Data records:
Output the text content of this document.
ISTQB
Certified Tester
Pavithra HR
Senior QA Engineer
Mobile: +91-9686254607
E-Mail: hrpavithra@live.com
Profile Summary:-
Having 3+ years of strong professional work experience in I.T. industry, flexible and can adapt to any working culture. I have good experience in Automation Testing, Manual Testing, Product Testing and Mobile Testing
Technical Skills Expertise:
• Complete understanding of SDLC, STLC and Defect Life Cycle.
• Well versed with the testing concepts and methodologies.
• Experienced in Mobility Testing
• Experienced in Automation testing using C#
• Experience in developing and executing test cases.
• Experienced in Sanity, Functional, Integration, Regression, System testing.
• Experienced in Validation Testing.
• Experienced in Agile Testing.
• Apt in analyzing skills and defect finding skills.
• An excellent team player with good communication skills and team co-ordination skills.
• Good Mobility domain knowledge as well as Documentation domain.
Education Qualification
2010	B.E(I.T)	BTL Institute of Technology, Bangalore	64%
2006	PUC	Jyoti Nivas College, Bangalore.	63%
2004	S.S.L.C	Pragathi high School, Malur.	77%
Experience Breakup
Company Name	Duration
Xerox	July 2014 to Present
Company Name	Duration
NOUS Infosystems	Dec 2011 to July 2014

● **Short task**
Return the material exactly as it stands.

● **Right answer**
Output the text content of this document.
ISTQB
Certified Tester
Pavithra HR
Senior QA Engineer
Mobile: +91-9686254607
E-Mail: hrpavithra@live.com
Profile Summary:-
Having 3+ years of strong professional work experience in I.T. industry, flexible and can adapt to any working culture. I have good experience in Automation Testing, Manual Testing, Product Testing and Mobile Testing
Technical Skills Expertise:
• Complete understanding of SDLC, STLC and Defect Life Cycle.
• Well versed with the testing concepts and methodologies.
• Experienced in Mobility Testing
• Experienced in Automation testing using C#
• Experience in developing and executing test cases.
• Experienced in Sanity, Functional, Integration, Regression, System testing.
• Experienced in Validation Testing.
• Experienced in Agile Testing.
• Apt in analyzing skills and defect finding skills.
• An excellent team player with good communication skills and team co-ordination skills.
• Good Mobility domain knowledge as well as Documentation domain.
Education Qualification
2010	B.E(I.T)	BTL Institute of Technology, Bangalore	64%
2006	PUC	Jyoti Nivas College, Bangalore.	63%
2004	S.S.L.C	Pragathi high School, Malur.	77%
Experience Breakup
Company Name	Duration
Xerox	July 2014 to Present
Company Name	Duration
NOUS Infosystems	Dec 2011 to July 2014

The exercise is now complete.